(Exercise input Opens)

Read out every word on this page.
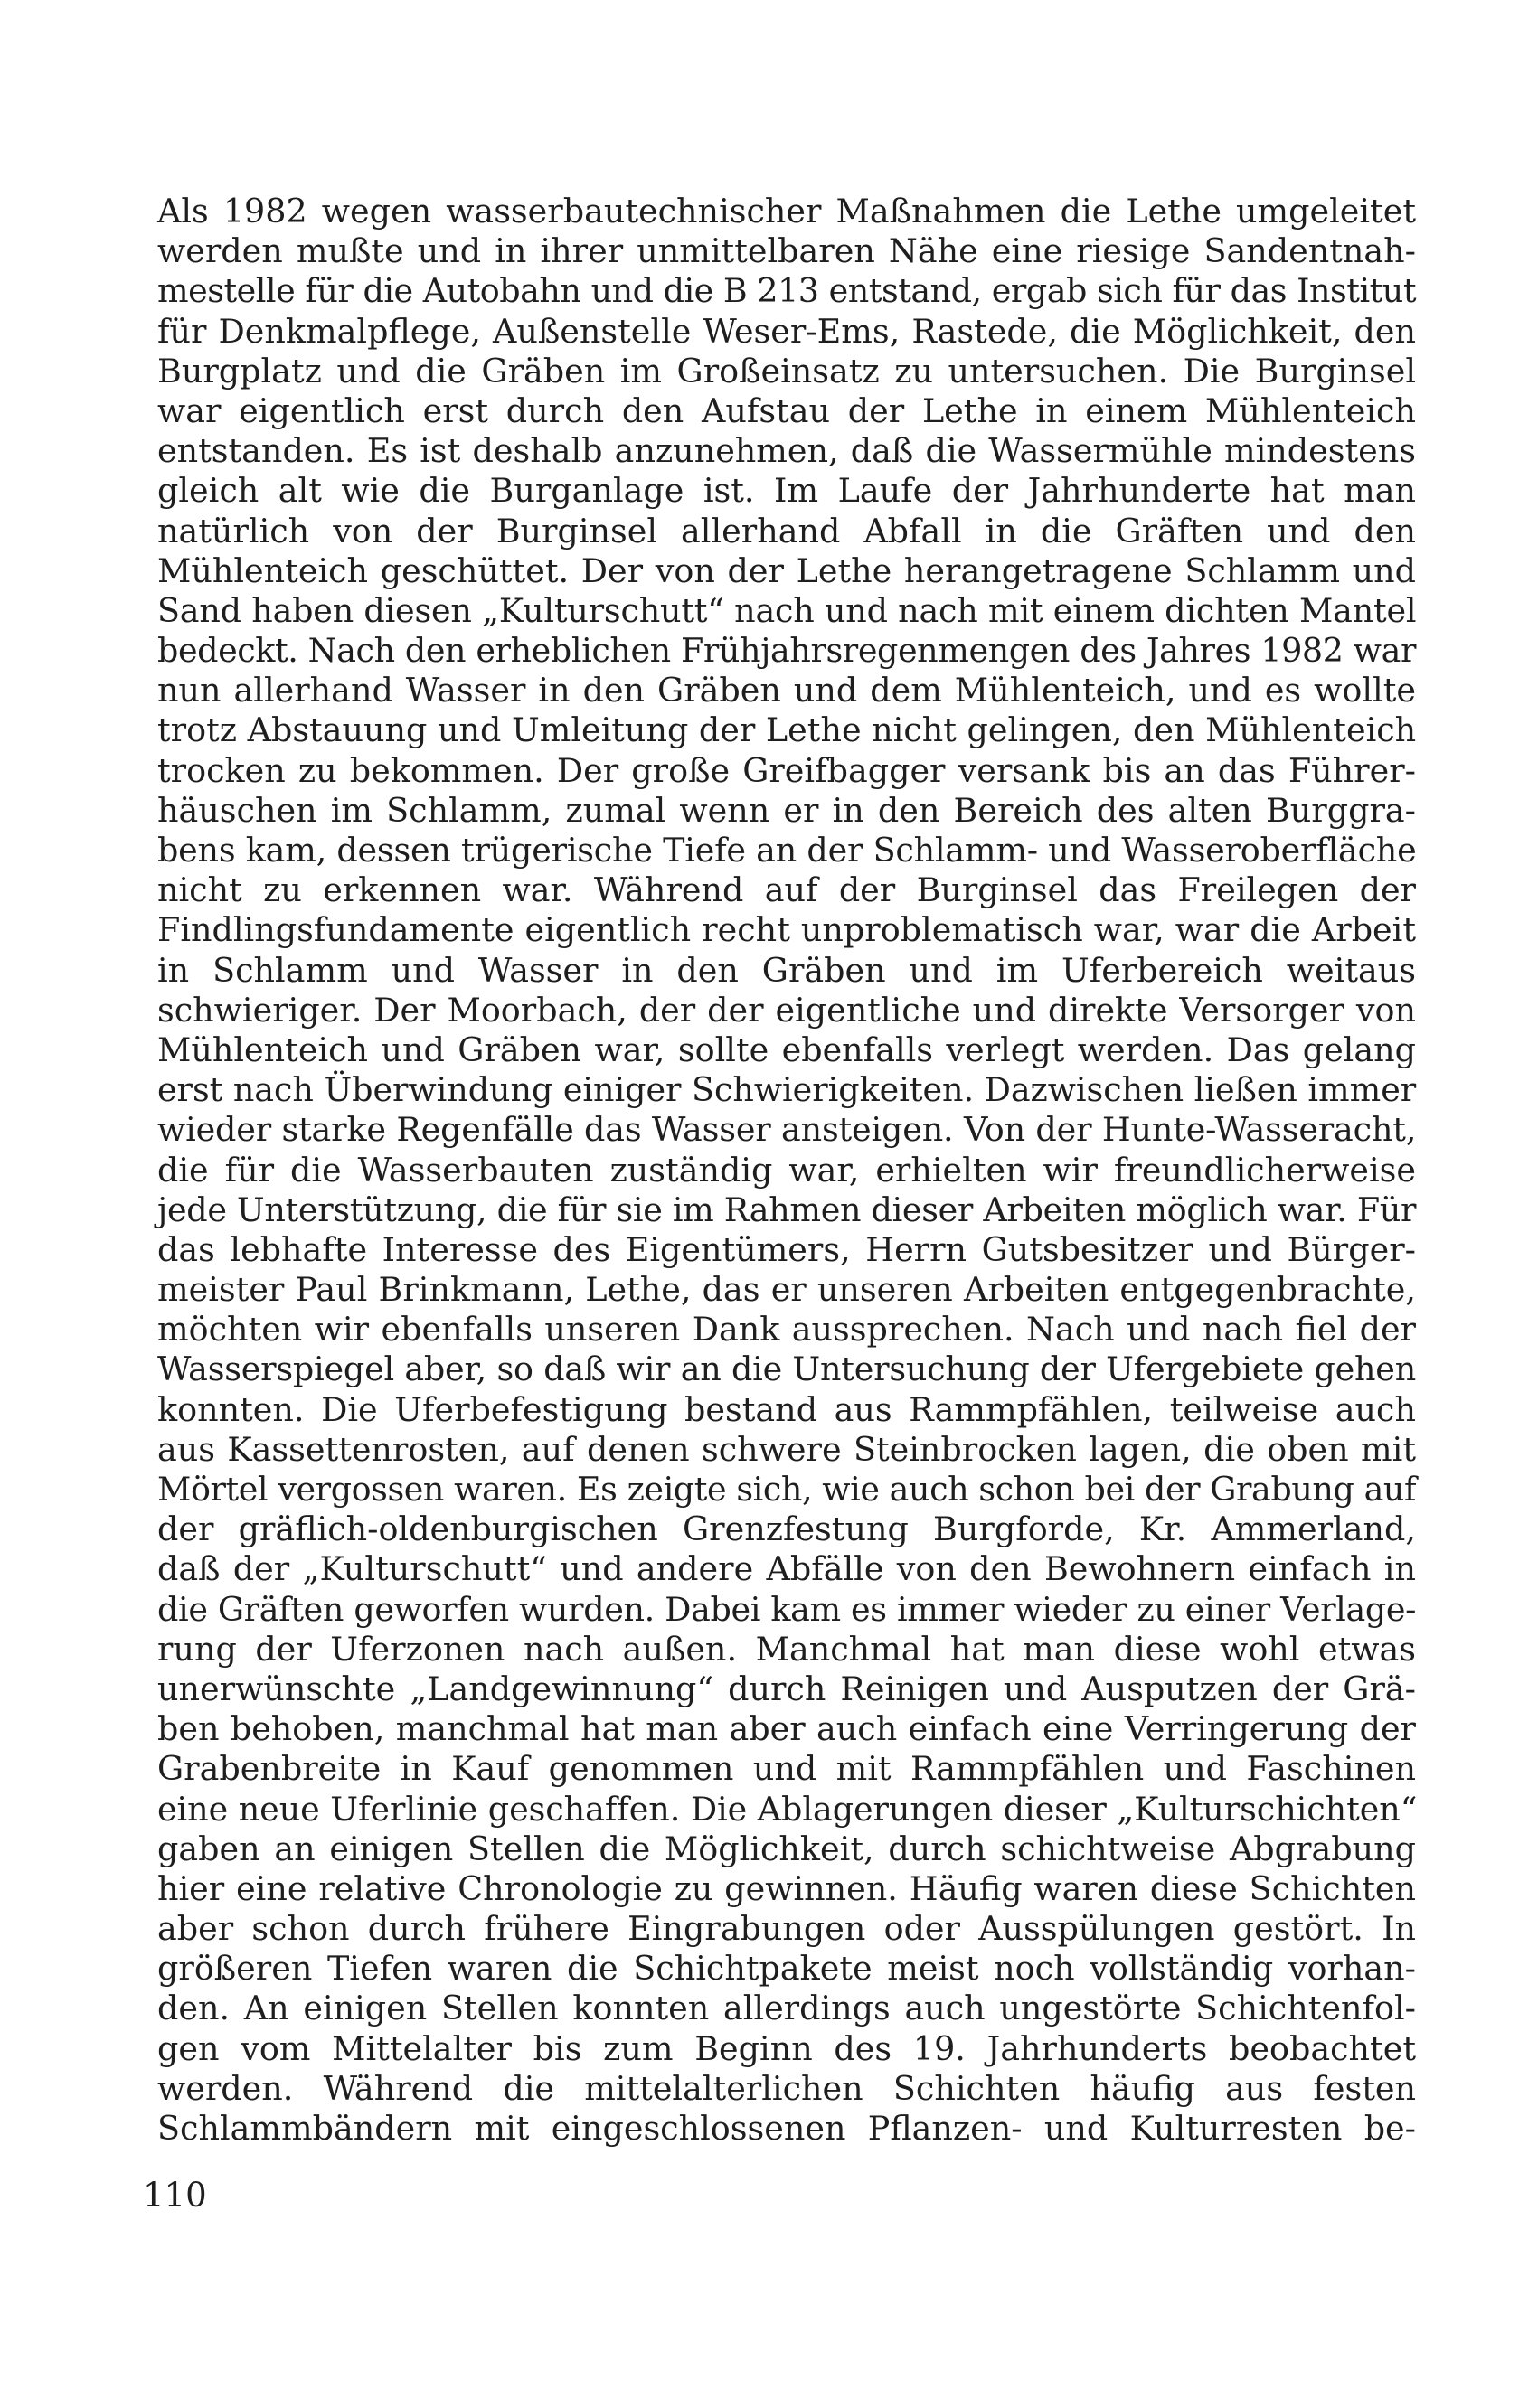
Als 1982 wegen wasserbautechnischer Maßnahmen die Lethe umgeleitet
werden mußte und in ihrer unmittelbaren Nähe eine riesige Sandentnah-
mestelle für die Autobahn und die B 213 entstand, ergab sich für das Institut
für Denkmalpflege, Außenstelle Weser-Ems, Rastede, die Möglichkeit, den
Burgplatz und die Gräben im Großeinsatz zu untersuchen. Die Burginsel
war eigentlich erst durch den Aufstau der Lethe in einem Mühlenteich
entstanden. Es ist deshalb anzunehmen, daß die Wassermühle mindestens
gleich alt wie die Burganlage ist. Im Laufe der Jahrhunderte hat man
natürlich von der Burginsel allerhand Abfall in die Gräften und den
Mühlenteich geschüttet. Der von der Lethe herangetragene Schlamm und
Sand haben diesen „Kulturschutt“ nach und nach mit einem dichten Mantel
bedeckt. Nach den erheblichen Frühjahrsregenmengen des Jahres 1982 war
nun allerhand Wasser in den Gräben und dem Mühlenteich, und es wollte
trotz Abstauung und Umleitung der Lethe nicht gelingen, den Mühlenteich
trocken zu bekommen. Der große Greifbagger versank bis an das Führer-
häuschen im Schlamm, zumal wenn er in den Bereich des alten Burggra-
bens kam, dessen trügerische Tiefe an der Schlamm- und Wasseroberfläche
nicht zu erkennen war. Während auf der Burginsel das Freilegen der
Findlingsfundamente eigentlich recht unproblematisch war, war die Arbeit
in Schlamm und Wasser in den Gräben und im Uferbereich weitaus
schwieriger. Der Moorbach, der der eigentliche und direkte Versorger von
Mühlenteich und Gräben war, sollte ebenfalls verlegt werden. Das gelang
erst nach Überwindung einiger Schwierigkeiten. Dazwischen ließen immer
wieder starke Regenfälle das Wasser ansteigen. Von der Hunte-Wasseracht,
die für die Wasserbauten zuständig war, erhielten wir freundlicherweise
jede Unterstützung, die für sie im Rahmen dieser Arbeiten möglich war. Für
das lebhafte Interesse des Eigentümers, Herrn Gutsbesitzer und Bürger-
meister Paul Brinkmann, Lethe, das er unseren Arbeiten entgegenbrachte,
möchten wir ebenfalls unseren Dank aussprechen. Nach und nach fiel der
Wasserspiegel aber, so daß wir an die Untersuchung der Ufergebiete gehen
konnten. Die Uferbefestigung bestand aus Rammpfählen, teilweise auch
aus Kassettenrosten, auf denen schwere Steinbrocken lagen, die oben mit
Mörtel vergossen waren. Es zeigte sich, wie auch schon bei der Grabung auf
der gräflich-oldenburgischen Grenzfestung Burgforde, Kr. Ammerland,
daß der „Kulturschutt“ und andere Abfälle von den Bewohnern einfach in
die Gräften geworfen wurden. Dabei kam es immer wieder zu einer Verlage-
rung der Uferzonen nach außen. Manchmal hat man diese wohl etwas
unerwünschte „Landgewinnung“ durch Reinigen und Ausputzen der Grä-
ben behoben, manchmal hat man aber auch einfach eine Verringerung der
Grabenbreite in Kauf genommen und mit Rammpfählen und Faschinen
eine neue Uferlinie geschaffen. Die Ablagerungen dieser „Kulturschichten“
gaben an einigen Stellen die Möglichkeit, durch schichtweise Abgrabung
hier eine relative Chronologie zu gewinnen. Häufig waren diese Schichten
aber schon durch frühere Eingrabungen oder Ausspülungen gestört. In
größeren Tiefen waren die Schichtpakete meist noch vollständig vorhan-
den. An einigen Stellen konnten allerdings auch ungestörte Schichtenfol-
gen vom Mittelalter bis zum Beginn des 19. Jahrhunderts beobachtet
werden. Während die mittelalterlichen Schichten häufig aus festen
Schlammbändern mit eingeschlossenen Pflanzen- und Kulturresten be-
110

(Exercise input Closes)
(Exercise input Opens)

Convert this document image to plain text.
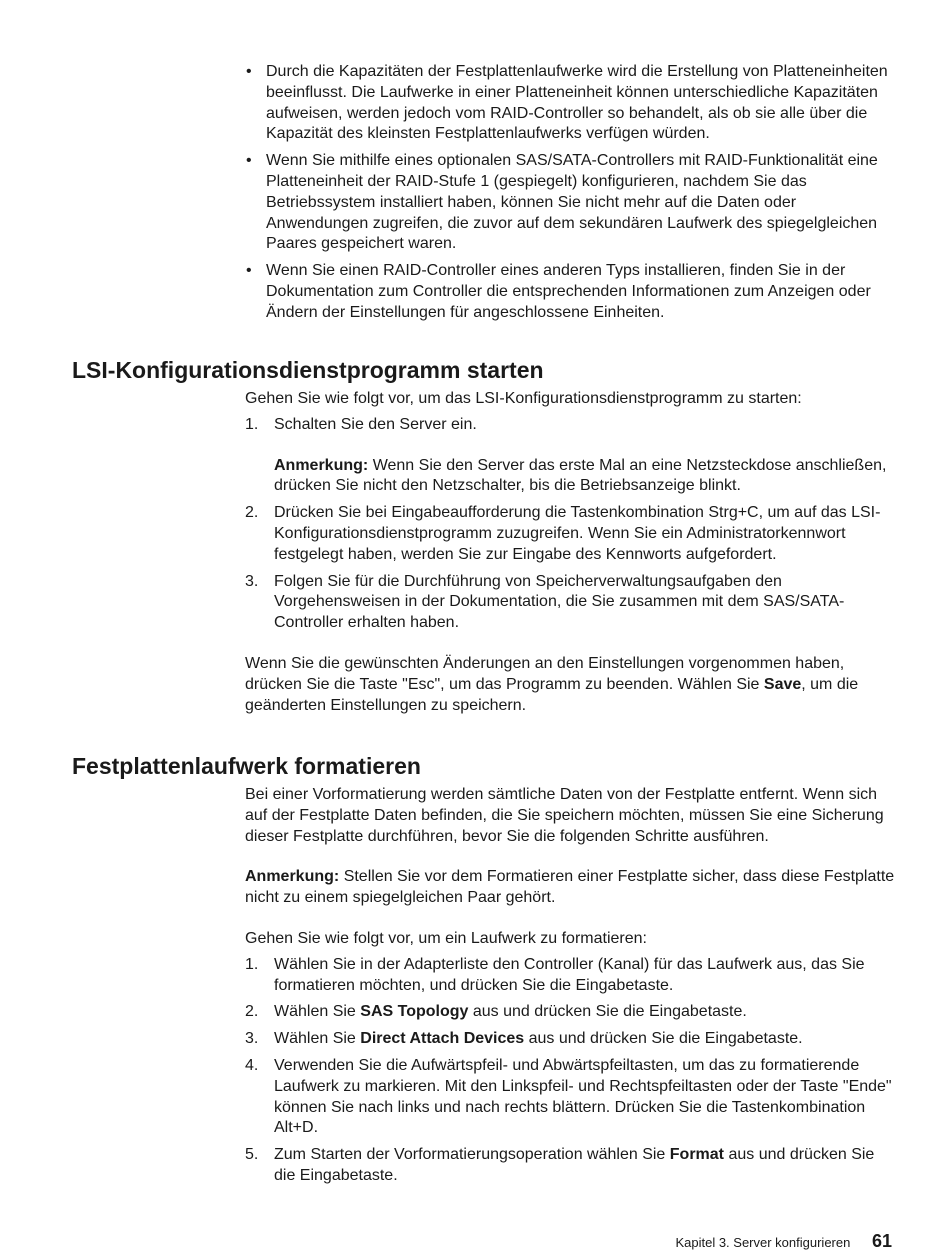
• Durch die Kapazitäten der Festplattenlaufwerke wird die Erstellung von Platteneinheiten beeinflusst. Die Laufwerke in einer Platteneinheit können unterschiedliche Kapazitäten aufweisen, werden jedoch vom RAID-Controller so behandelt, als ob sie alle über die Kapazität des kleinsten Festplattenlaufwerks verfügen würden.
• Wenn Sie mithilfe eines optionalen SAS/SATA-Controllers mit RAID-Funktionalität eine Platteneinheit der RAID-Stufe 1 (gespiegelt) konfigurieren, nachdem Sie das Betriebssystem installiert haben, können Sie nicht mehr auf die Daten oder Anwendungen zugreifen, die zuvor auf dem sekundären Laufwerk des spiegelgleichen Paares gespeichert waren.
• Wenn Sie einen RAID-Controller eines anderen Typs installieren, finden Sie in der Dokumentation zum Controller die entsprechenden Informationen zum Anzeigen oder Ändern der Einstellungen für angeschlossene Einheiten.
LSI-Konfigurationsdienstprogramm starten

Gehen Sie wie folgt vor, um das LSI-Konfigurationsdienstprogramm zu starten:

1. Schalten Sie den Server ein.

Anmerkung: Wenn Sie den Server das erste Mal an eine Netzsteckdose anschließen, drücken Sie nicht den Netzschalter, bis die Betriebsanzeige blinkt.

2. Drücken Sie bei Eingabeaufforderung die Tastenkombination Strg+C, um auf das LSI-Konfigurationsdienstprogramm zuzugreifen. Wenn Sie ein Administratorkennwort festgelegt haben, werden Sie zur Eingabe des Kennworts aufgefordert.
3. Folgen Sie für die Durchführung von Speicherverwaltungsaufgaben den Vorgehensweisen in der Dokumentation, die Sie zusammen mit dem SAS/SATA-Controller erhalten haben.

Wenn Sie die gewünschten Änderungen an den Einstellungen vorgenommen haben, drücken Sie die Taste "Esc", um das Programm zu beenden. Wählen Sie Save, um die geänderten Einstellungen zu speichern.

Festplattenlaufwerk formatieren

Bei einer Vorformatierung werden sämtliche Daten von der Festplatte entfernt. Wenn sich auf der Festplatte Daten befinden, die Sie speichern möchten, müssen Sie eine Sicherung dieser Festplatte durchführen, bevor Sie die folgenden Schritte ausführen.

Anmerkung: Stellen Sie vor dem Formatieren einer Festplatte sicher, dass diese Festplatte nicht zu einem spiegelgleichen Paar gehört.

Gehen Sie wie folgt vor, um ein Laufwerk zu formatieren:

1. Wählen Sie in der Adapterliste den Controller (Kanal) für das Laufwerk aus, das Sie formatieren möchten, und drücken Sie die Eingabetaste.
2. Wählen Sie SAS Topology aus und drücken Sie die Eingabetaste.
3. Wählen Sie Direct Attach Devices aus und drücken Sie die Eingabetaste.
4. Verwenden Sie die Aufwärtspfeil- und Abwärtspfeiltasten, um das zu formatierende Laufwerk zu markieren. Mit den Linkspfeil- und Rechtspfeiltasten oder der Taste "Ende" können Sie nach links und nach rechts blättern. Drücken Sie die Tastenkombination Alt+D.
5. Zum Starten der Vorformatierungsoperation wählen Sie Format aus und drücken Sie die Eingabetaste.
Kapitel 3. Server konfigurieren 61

(Exercise input Closes)
(Exercise input Opens)

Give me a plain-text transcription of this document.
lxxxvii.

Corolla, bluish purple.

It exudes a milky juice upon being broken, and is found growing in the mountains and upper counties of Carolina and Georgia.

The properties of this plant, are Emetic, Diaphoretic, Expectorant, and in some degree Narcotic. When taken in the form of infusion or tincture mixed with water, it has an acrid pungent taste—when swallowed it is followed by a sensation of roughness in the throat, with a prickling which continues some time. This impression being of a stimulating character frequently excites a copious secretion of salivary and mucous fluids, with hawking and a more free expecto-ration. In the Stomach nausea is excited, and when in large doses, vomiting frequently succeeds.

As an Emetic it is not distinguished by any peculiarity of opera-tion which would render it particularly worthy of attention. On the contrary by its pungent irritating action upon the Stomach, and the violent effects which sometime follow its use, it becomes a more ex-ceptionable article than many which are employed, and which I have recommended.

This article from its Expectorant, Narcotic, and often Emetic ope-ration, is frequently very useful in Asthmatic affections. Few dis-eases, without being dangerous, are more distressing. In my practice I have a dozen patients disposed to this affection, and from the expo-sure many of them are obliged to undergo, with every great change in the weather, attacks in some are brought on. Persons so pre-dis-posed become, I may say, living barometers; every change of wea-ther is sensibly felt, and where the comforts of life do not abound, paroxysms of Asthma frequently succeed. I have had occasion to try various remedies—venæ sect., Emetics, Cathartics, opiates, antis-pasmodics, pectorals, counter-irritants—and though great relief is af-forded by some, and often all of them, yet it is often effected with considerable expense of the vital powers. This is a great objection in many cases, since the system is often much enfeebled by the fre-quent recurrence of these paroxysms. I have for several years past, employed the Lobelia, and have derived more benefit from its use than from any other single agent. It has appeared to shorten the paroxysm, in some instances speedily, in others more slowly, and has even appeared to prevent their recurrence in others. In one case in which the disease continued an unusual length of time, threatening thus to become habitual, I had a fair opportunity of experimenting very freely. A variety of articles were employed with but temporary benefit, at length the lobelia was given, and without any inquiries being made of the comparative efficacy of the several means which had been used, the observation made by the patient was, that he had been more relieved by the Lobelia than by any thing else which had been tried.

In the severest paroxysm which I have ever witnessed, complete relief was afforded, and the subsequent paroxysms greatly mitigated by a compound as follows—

(Exercise input Closes)

*What to produce*
From the data above, copy every line where "Stellen" appears.

*Exercise answer*
gaben an einigen Stellen die Möglichkeit, durch schichtweise Abgrabung
den. An einigen Stellen konnten allerdings auch ungestörte Schichtenfol-
Anmerkung: Stellen Sie vor dem Formatieren einer Festplatte sicher, dass diese Festplatte nicht zu einem spiegelgleichen Paar gehört.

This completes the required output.